## begin Records to process

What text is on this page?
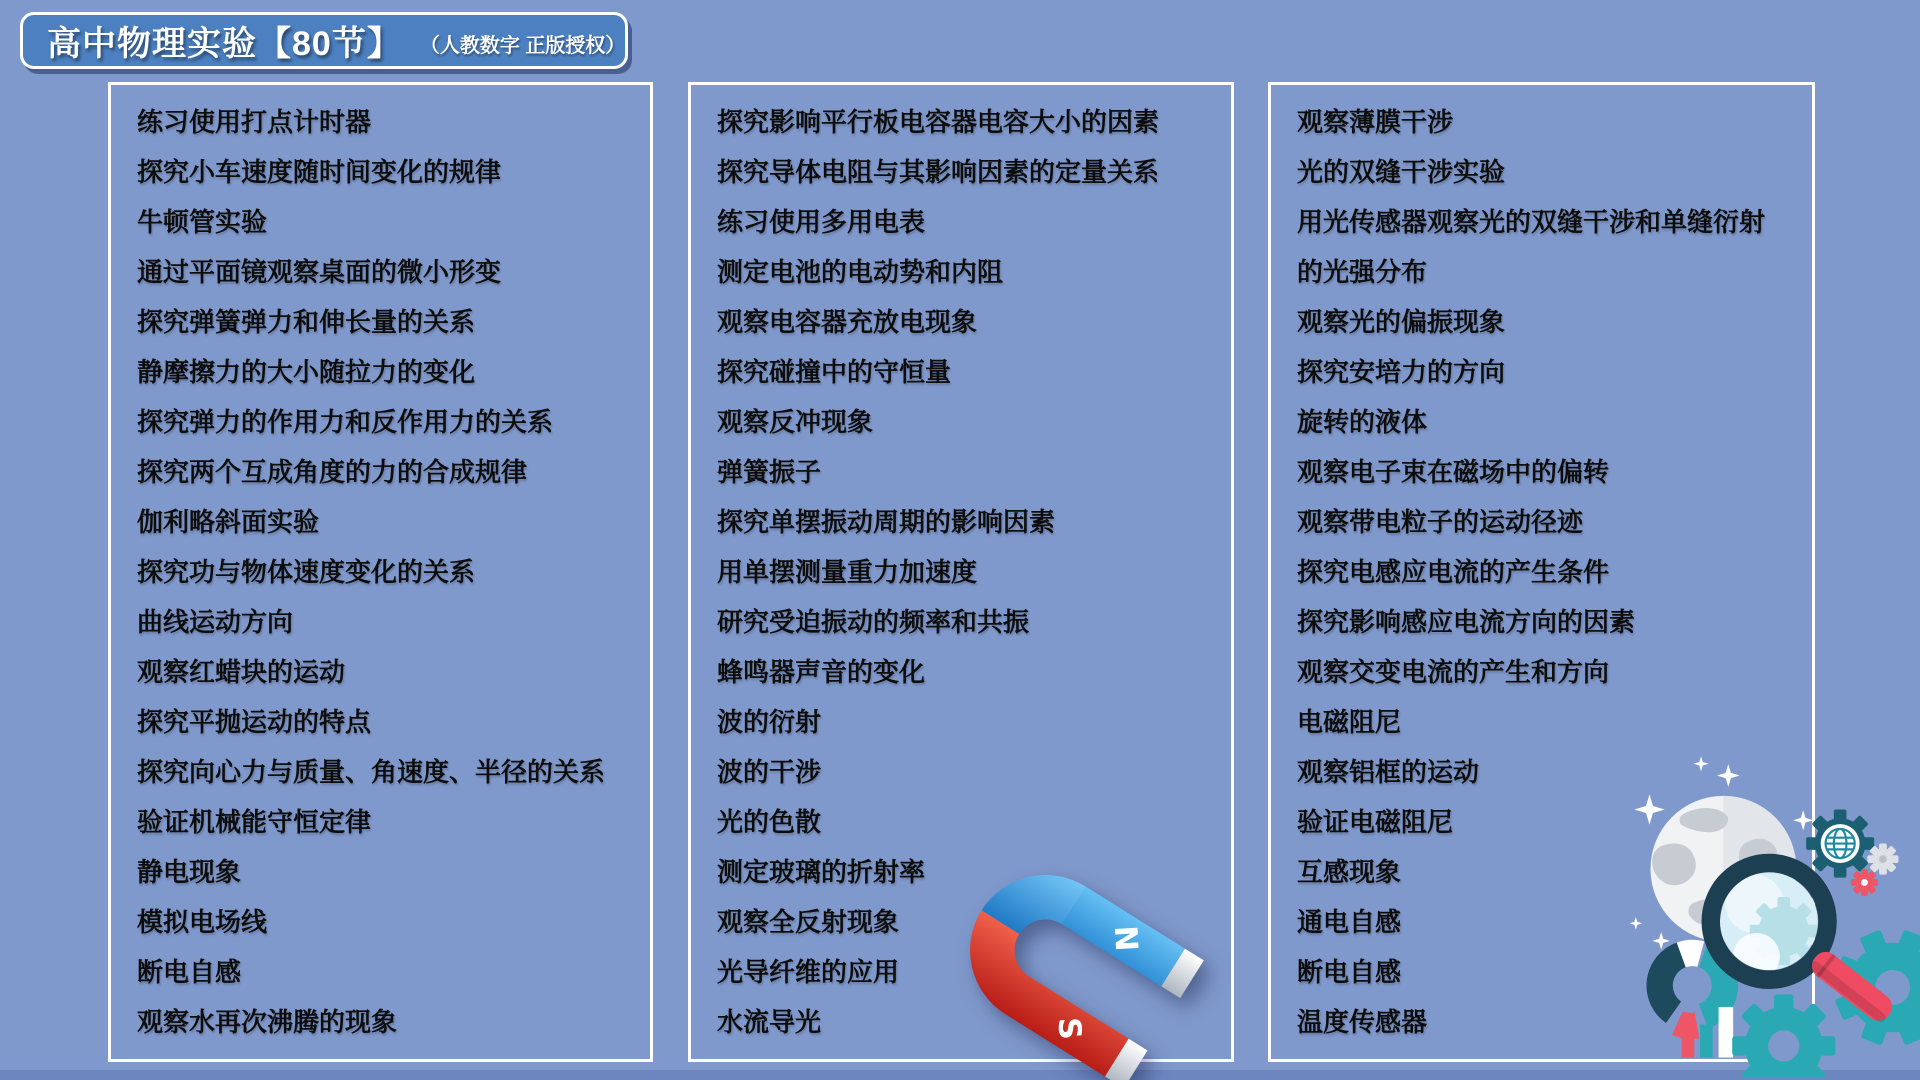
高中物理实验【80节】 （人教数字 正版授权）
练习使用打点计时器
探究小车速度随时间变化的规律
牛顿管实验
通过平面镜观察桌面的微小形变
探究弹簧弹力和伸长量的关系
静摩擦力的大小随拉力的变化
探究弹力的作用力和反作用力的关系
探究两个互成角度的力的合成规律
伽利略斜面实验
探究功与物体速度变化的关系
曲线运动方向
观察红蜡块的运动
探究平抛运动的特点
探究向心力与质量、角速度、半径的关系
验证机械能守恒定律
静电现象
模拟电场线
断电自感
观察水再次沸腾的现象
探究影响平行板电容器电容大小的因素
探究导体电阻与其影响因素的定量关系
练习使用多用电表
测定电池的电动势和内阻
观察电容器充放电现象
探究碰撞中的守恒量
观察反冲现象
弹簧振子
探究单摆振动周期的影响因素
用单摆测量重力加速度
研究受迫振动的频率和共振
蜂鸣器声音的变化
波的衍射
波的干涉
光的色散
测定玻璃的折射率
观察全反射现象
光导纤维的应用
水流导光
观察薄膜干涉
光的双缝干涉实验
用光传感器观察光的双缝干涉和单缝衍射
的光强分布
观察光的偏振现象
探究安培力的方向
旋转的液体
观察电子束在磁场中的偏转
观察带电粒子的运动径迹
探究电感应电流的产生条件
探究影响感应电流方向的因素
观察交变电流的产生和方向
电磁阻尼
观察铝框的运动
验证电磁阻尼
互感现象
通电自感
断电自感
温度传感器
N
S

## end Records to process

Job
Transcribe all of the records above character for character. Exclude the pictures.

Result below
What text is on this page?
高中物理实验【80节】 （人教数字 正版授权）
练习使用打点计时器
探究小车速度随时间变化的规律
牛顿管实验
通过平面镜观察桌面的微小形变
探究弹簧弹力和伸长量的关系
静摩擦力的大小随拉力的变化
探究弹力的作用力和反作用力的关系
探究两个互成角度的力的合成规律
伽利略斜面实验
探究功与物体速度变化的关系
曲线运动方向
观察红蜡块的运动
探究平抛运动的特点
探究向心力与质量、角速度、半径的关系
验证机械能守恒定律
静电现象
模拟电场线
断电自感
观察水再次沸腾的现象
探究影响平行板电容器电容大小的因素
探究导体电阻与其影响因素的定量关系
练习使用多用电表
测定电池的电动势和内阻
观察电容器充放电现象
探究碰撞中的守恒量
观察反冲现象
弹簧振子
探究单摆振动周期的影响因素
用单摆测量重力加速度
研究受迫振动的频率和共振
蜂鸣器声音的变化
波的衍射
波的干涉
光的色散
测定玻璃的折射率
观察全反射现象
光导纤维的应用
水流导光
观察薄膜干涉
光的双缝干涉实验
用光传感器观察光的双缝干涉和单缝衍射
的光强分布
观察光的偏振现象
探究安培力的方向
旋转的液体
观察电子束在磁场中的偏转
观察带电粒子的运动径迹
探究电感应电流的产生条件
探究影响感应电流方向的因素
观察交变电流的产生和方向
电磁阻尼
观察铝框的运动
验证电磁阻尼
互感现象
通电自感
断电自感
温度传感器
N
S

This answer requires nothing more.